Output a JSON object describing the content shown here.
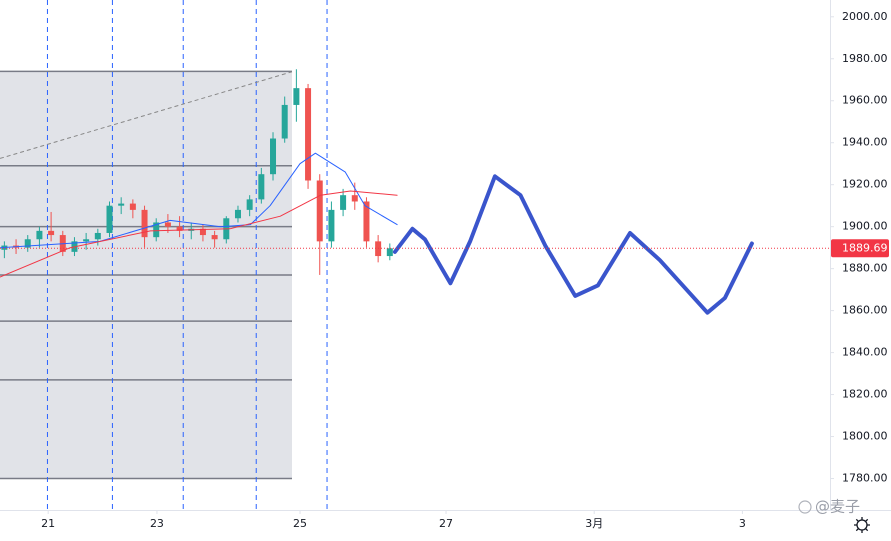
{
  "chart_data": {
    "type": "candlestick",
    "xlim": [
      -0.66,
      10.71
    ],
    "ylim": [
      1765,
      2008
    ],
    "xticks": [
      {
        "value": 0,
        "label": "21"
      },
      {
        "value": 1.49,
        "label": "23"
      },
      {
        "value": 3.45,
        "label": "25"
      },
      {
        "value": 5.45,
        "label": "27"
      },
      {
        "value": 7.48,
        "label": "3月"
      },
      {
        "value": 9.51,
        "label": "3"
      }
    ],
    "yticks": [
      {
        "value": 1780,
        "label": "1780.00"
      },
      {
        "value": 1800,
        "label": "1800.00"
      },
      {
        "value": 1820,
        "label": "1820.00"
      },
      {
        "value": 1840,
        "label": "1840.00"
      },
      {
        "value": 1860,
        "label": "1860.00"
      },
      {
        "value": 1880,
        "label": "1880.00"
      },
      {
        "value": 1900,
        "label": "1900.00"
      },
      {
        "value": 1920,
        "label": "1920.00"
      },
      {
        "value": 1940,
        "label": "1940.00"
      },
      {
        "value": 1960,
        "label": "1960.00"
      },
      {
        "value": 1980,
        "label": "1980.00"
      },
      {
        "value": 2000,
        "label": "2000.00"
      }
    ],
    "grid": false,
    "up_color": "#26a69a",
    "down_color": "#ef5350",
    "candles": {
      "x": [
        -0.6,
        -0.44,
        -0.28,
        -0.12,
        0.04,
        0.2,
        0.36,
        0.52,
        0.68,
        0.84,
        1.0,
        1.16,
        1.32,
        1.48,
        1.64,
        1.8,
        1.96,
        2.12,
        2.28,
        2.44,
        2.6,
        2.76,
        2.92,
        3.08,
        3.24,
        3.4,
        3.56,
        3.72,
        3.88,
        4.04,
        4.2,
        4.36,
        4.52,
        4.68
      ],
      "open": [
        1889,
        1891,
        1890,
        1894,
        1898,
        1896,
        1888,
        1893,
        1894,
        1897,
        1910,
        1911,
        1908,
        1895,
        1902,
        1900,
        1898,
        1899,
        1896,
        1894,
        1904,
        1908,
        1913,
        1925,
        1942,
        1958,
        1966,
        1922,
        1893,
        1908,
        1915,
        1912,
        1893,
        1886
      ],
      "high": [
        1893,
        1894,
        1896,
        1900,
        1907,
        1898,
        1895,
        1897,
        1899,
        1912,
        1914,
        1913,
        1910,
        1904,
        1906,
        1905,
        1902,
        1901,
        1898,
        1905,
        1910,
        1915,
        1928,
        1945,
        1962,
        1975,
        1968,
        1925,
        1912,
        1918,
        1921,
        1914,
        1896,
        1892
      ],
      "low": [
        1885,
        1887,
        1888,
        1890,
        1893,
        1886,
        1886,
        1889,
        1891,
        1895,
        1906,
        1904,
        1890,
        1893,
        1897,
        1895,
        1894,
        1893,
        1890,
        1892,
        1902,
        1905,
        1911,
        1922,
        1940,
        1950,
        1918,
        1877,
        1890,
        1905,
        1908,
        1890,
        1883,
        1884
      ],
      "close": [
        1891,
        1890,
        1894,
        1898,
        1896,
        1888,
        1893,
        1894,
        1897,
        1910,
        1911,
        1908,
        1895,
        1902,
        1900,
        1898,
        1899,
        1896,
        1894,
        1904,
        1908,
        1913,
        1925,
        1942,
        1958,
        1966,
        1922,
        1893,
        1908,
        1915,
        1912,
        1893,
        1886,
        1889.69
      ]
    },
    "moving_averages": [
      {
        "color": "#2962ff",
        "x": [
          -0.66,
          0.71,
          1.67,
          2.36,
          2.77,
          3.04,
          3.45,
          3.66,
          4.07,
          4.34,
          4.78
        ],
        "values": [
          1890,
          1893,
          1903,
          1900,
          1901,
          1910,
          1930,
          1935,
          1926,
          1910,
          1901
        ]
      },
      {
        "color": "#f23645",
        "x": [
          -0.66,
          0.3,
          1.4,
          2.49,
          3.18,
          3.73,
          4.14,
          4.78
        ],
        "values": [
          1876,
          1890,
          1898,
          1899,
          1905,
          1915,
          1917,
          1915
        ]
      }
    ],
    "projection": {
      "color": "#3a55cc",
      "x": [
        4.75,
        4.99,
        5.16,
        5.51,
        5.78,
        6.12,
        6.47,
        6.81,
        7.22,
        7.53,
        7.97,
        8.38,
        9.03,
        9.27,
        9.64
      ],
      "values": [
        1888,
        1899,
        1894,
        1873,
        1893,
        1924,
        1915,
        1891,
        1867,
        1872,
        1897,
        1884,
        1859,
        1866,
        1892
      ]
    },
    "range_box": {
      "x_end": 3.34,
      "levels": [
        1974,
        1929,
        1900,
        1877,
        1855,
        1827,
        1780
      ]
    },
    "trend_line": {
      "x": [
        -0.66,
        3.34
      ],
      "values": [
        1932.5,
        1973.8
      ]
    },
    "session_lines": [
      -0.01,
      0.88,
      1.85,
      2.85,
      3.82
    ],
    "last_price": 1889.69,
    "last_price_color": "#f23645",
    "watermark": "@麦子"
  }
}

------------------------

**Job**. Reproduce every entry word for word, but omit the pictures.

**Written solution**.
Output a JSON object describing the content shown here.
{
  "chart_data": {
    "type": "candlestick",
    "xlim": [
      -0.66,
      10.71
    ],
    "ylim": [
      1765,
      2008
    ],
    "xticks": [
      {
        "value": 0,
        "label": "21"
      },
      {
        "value": 1.49,
        "label": "23"
      },
      {
        "value": 3.45,
        "label": "25"
      },
      {
        "value": 5.45,
        "label": "27"
      },
      {
        "value": 7.48,
        "label": "3月"
      },
      {
        "value": 9.51,
        "label": "3"
      }
    ],
    "yticks": [
      {
        "value": 1780,
        "label": "1780.00"
      },
      {
        "value": 1800,
        "label": "1800.00"
      },
      {
        "value": 1820,
        "label": "1820.00"
      },
      {
        "value": 1840,
        "label": "1840.00"
      },
      {
        "value": 1860,
        "label": "1860.00"
      },
      {
        "value": 1880,
        "label": "1880.00"
      },
      {
        "value": 1900,
        "label": "1900.00"
      },
      {
        "value": 1920,
        "label": "1920.00"
      },
      {
        "value": 1940,
        "label": "1940.00"
      },
      {
        "value": 1960,
        "label": "1960.00"
      },
      {
        "value": 1980,
        "label": "1980.00"
      },
      {
        "value": 2000,
        "label": "2000.00"
      }
    ],
    "grid": false,
    "up_color": "#26a69a",
    "down_color": "#ef5350",
    "candles": {
      "x": [
        -0.6,
        -0.44,
        -0.28,
        -0.12,
        0.04,
        0.2,
        0.36,
        0.52,
        0.68,
        0.84,
        1.0,
        1.16,
        1.32,
        1.48,
        1.64,
        1.8,
        1.96,
        2.12,
        2.28,
        2.44,
        2.6,
        2.76,
        2.92,
        3.08,
        3.24,
        3.4,
        3.56,
        3.72,
        3.88,
        4.04,
        4.2,
        4.36,
        4.52,
        4.68
      ],
      "open": [
        1889,
        1891,
        1890,
        1894,
        1898,
        1896,
        1888,
        1893,
        1894,
        1897,
        1910,
        1911,
        1908,
        1895,
        1902,
        1900,
        1898,
        1899,
        1896,
        1894,
        1904,
        1908,
        1913,
        1925,
        1942,
        1958,
        1966,
        1922,
        1893,
        1908,
        1915,
        1912,
        1893,
        1886
      ],
      "high": [
        1893,
        1894,
        1896,
        1900,
        1907,
        1898,
        1895,
        1897,
        1899,
        1912,
        1914,
        1913,
        1910,
        1904,
        1906,
        1905,
        1902,
        1901,
        1898,
        1905,
        1910,
        1915,
        1928,
        1945,
        1962,
        1975,
        1968,
        1925,
        1912,
        1918,
        1921,
        1914,
        1896,
        1892
      ],
      "low": [
        1885,
        1887,
        1888,
        1890,
        1893,
        1886,
        1886,
        1889,
        1891,
        1895,
        1906,
        1904,
        1890,
        1893,
        1897,
        1895,
        1894,
        1893,
        1890,
        1892,
        1902,
        1905,
        1911,
        1922,
        1940,
        1950,
        1918,
        1877,
        1890,
        1905,
        1908,
        1890,
        1883,
        1884
      ],
      "close": [
        1891,
        1890,
        1894,
        1898,
        1896,
        1888,
        1893,
        1894,
        1897,
        1910,
        1911,
        1908,
        1895,
        1902,
        1900,
        1898,
        1899,
        1896,
        1894,
        1904,
        1908,
        1913,
        1925,
        1942,
        1958,
        1966,
        1922,
        1893,
        1908,
        1915,
        1912,
        1893,
        1886,
        1889.69
      ]
    },
    "moving_averages": [
      {
        "color": "#2962ff",
        "x": [
          -0.66,
          0.71,
          1.67,
          2.36,
          2.77,
          3.04,
          3.45,
          3.66,
          4.07,
          4.34,
          4.78
        ],
        "values": [
          1890,
          1893,
          1903,
          1900,
          1901,
          1910,
          1930,
          1935,
          1926,
          1910,
          1901
        ]
      },
      {
        "color": "#f23645",
        "x": [
          -0.66,
          0.3,
          1.4,
          2.49,
          3.18,
          3.73,
          4.14,
          4.78
        ],
        "values": [
          1876,
          1890,
          1898,
          1899,
          1905,
          1915,
          1917,
          1915
        ]
      }
    ],
    "projection": {
      "color": "#3a55cc",
      "x": [
        4.75,
        4.99,
        5.16,
        5.51,
        5.78,
        6.12,
        6.47,
        6.81,
        7.22,
        7.53,
        7.97,
        8.38,
        9.03,
        9.27,
        9.64
      ],
      "values": [
        1888,
        1899,
        1894,
        1873,
        1893,
        1924,
        1915,
        1891,
        1867,
        1872,
        1897,
        1884,
        1859,
        1866,
        1892
      ]
    },
    "range_box": {
      "x_end": 3.34,
      "levels": [
        1974,
        1929,
        1900,
        1877,
        1855,
        1827,
        1780
      ]
    },
    "trend_line": {
      "x": [
        -0.66,
        3.34
      ],
      "values": [
        1932.5,
        1973.8
      ]
    },
    "session_lines": [
      -0.01,
      0.88,
      1.85,
      2.85,
      3.82
    ],
    "last_price": 1889.69,
    "last_price_color": "#f23645",
    "watermark": "@麦子"
  }
}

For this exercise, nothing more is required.